## GIVEN PROBLEM:
Without omitting anything, retype the data that follows.

## RECORDS:

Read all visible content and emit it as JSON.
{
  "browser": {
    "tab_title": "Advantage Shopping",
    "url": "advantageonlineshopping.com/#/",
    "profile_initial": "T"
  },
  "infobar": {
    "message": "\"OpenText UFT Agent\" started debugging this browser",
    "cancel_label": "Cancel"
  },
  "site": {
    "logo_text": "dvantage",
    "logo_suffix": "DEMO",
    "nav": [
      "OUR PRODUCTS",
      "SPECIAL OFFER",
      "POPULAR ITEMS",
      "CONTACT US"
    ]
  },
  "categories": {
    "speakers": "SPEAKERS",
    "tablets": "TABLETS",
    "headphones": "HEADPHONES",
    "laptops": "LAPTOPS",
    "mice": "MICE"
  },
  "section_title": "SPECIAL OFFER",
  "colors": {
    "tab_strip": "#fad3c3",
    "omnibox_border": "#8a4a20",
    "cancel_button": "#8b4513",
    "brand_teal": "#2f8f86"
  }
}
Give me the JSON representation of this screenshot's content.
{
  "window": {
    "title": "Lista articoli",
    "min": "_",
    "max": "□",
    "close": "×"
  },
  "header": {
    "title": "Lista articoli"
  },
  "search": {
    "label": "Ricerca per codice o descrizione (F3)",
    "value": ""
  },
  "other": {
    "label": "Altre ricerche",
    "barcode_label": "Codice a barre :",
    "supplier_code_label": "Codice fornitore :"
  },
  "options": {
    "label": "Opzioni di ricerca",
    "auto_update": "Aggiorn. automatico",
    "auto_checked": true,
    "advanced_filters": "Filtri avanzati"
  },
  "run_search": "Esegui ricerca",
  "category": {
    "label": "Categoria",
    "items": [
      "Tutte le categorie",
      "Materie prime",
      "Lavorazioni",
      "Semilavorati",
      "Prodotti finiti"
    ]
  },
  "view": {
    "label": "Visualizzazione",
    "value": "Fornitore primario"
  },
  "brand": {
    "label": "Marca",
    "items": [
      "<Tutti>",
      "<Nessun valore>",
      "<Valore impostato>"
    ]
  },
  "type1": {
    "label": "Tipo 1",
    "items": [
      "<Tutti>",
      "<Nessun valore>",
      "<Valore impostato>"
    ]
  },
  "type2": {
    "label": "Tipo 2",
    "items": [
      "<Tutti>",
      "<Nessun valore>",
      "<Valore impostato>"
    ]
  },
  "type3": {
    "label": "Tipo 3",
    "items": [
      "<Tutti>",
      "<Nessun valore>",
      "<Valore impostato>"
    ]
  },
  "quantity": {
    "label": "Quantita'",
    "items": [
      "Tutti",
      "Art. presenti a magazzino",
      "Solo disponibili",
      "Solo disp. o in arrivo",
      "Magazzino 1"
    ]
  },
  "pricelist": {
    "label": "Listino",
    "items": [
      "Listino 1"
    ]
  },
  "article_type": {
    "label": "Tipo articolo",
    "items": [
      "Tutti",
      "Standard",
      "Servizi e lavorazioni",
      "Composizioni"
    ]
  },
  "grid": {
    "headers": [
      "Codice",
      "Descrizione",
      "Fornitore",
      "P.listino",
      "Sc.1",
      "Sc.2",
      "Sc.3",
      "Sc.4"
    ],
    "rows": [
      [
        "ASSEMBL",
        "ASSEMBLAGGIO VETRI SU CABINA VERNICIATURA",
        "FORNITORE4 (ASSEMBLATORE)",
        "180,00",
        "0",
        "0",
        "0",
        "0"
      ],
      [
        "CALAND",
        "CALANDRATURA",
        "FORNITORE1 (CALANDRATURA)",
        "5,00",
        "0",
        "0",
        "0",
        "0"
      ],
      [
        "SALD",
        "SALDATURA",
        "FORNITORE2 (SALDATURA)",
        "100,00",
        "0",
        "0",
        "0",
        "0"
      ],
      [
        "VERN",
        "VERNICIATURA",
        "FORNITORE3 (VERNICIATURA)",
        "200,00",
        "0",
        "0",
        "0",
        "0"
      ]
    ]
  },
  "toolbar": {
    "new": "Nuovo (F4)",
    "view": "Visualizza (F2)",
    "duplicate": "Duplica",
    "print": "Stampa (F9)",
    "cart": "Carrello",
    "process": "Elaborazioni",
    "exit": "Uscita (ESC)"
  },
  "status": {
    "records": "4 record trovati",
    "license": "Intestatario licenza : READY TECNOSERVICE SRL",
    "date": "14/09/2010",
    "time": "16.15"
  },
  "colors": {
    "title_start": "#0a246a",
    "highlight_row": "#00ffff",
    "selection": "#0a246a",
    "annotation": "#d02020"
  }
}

## SOLUTION TO THIS EXERCISE:
Read all visible content and emit it as JSON.
{
  "browser": {
    "tab_title": "Advantage Shopping",
    "url": "advantageonlineshopping.com/#/",
    "profile_initial": "T"
  },
  "infobar": {
    "message": "\"OpenText UFT Agent\" started debugging this browser",
    "cancel_label": "Cancel"
  },
  "site": {
    "logo_text": "dvantage",
    "logo_suffix": "DEMO",
    "nav": [
      "OUR PRODUCTS",
      "SPECIAL OFFER",
      "POPULAR ITEMS",
      "CONTACT US"
    ]
  },
  "categories": {
    "speakers": "SPEAKERS",
    "tablets": "TABLETS",
    "headphones": "HEADPHONES",
    "laptops": "LAPTOPS",
    "mice": "MICE"
  },
  "section_title": "SPECIAL OFFER",
  "colors": {
    "tab_strip": "#fad3c3",
    "omnibox_border": "#8a4a20",
    "cancel_button": "#8b4513",
    "brand_teal": "#2f8f86"
  }
}
Give me the JSON representation of this screenshot's content.
{
  "window": {
    "title": "Lista articoli",
    "min": "_",
    "max": "□",
    "close": "×"
  },
  "header": {
    "title": "Lista articoli"
  },
  "search": {
    "label": "Ricerca per codice o descrizione (F3)",
    "value": ""
  },
  "other": {
    "label": "Altre ricerche",
    "barcode_label": "Codice a barre :",
    "supplier_code_label": "Codice fornitore :"
  },
  "options": {
    "label": "Opzioni di ricerca",
    "auto_update": "Aggiorn. automatico",
    "auto_checked": true,
    "advanced_filters": "Filtri avanzati"
  },
  "run_search": "Esegui ricerca",
  "category": {
    "label": "Categoria",
    "items": [
      "Tutte le categorie",
      "Materie prime",
      "Lavorazioni",
      "Semilavorati",
      "Prodotti finiti"
    ]
  },
  "view": {
    "label": "Visualizzazione",
    "value": "Fornitore primario"
  },
  "brand": {
    "label": "Marca",
    "items": [
      "<Tutti>",
      "<Nessun valore>",
      "<Valore impostato>"
    ]
  },
  "type1": {
    "label": "Tipo 1",
    "items": [
      "<Tutti>",
      "<Nessun valore>",
      "<Valore impostato>"
    ]
  },
  "type2": {
    "label": "Tipo 2",
    "items": [
      "<Tutti>",
      "<Nessun valore>",
      "<Valore impostato>"
    ]
  },
  "type3": {
    "label": "Tipo 3",
    "items": [
      "<Tutti>",
      "<Nessun valore>",
      "<Valore impostato>"
    ]
  },
  "quantity": {
    "label": "Quantita'",
    "items": [
      "Tutti",
      "Art. presenti a magazzino",
      "Solo disponibili",
      "Solo disp. o in arrivo",
      "Magazzino 1"
    ]
  },
  "pricelist": {
    "label": "Listino",
    "items": [
      "Listino 1"
    ]
  },
  "article_type": {
    "label": "Tipo articolo",
    "items": [
      "Tutti",
      "Standard",
      "Servizi e lavorazioni",
      "Composizioni"
    ]
  },
  "grid": {
    "headers": [
      "Codice",
      "Descrizione",
      "Fornitore",
      "P.listino",
      "Sc.1",
      "Sc.2",
      "Sc.3",
      "Sc.4"
    ],
    "rows": [
      [
        "ASSEMBL",
        "ASSEMBLAGGIO VETRI SU CABINA VERNICIATURA",
        "FORNITORE4 (ASSEMBLATORE)",
        "180,00",
        "0",
        "0",
        "0",
        "0"
      ],
      [
        "CALAND",
        "CALANDRATURA",
        "FORNITORE1 (CALANDRATURA)",
        "5,00",
        "0",
        "0",
        "0",
        "0"
      ],
      [
        "SALD",
        "SALDATURA",
        "FORNITORE2 (SALDATURA)",
        "100,00",
        "0",
        "0",
        "0",
        "0"
      ],
      [
        "VERN",
        "VERNICIATURA",
        "FORNITORE3 (VERNICIATURA)",
        "200,00",
        "0",
        "0",
        "0",
        "0"
      ]
    ]
  },
  "toolbar": {
    "new": "Nuovo (F4)",
    "view": "Visualizza (F2)",
    "duplicate": "Duplica",
    "print": "Stampa (F9)",
    "cart": "Carrello",
    "process": "Elaborazioni",
    "exit": "Uscita (ESC)"
  },
  "status": {
    "records": "4 record trovati",
    "license": "Intestatario licenza : READY TECNOSERVICE SRL",
    "date": "14/09/2010",
    "time": "16.15"
  },
  "colors": {
    "title_start": "#0a246a",
    "highlight_row": "#00ffff",
    "selection": "#0a246a",
    "annotation": "#d02020"
  }
}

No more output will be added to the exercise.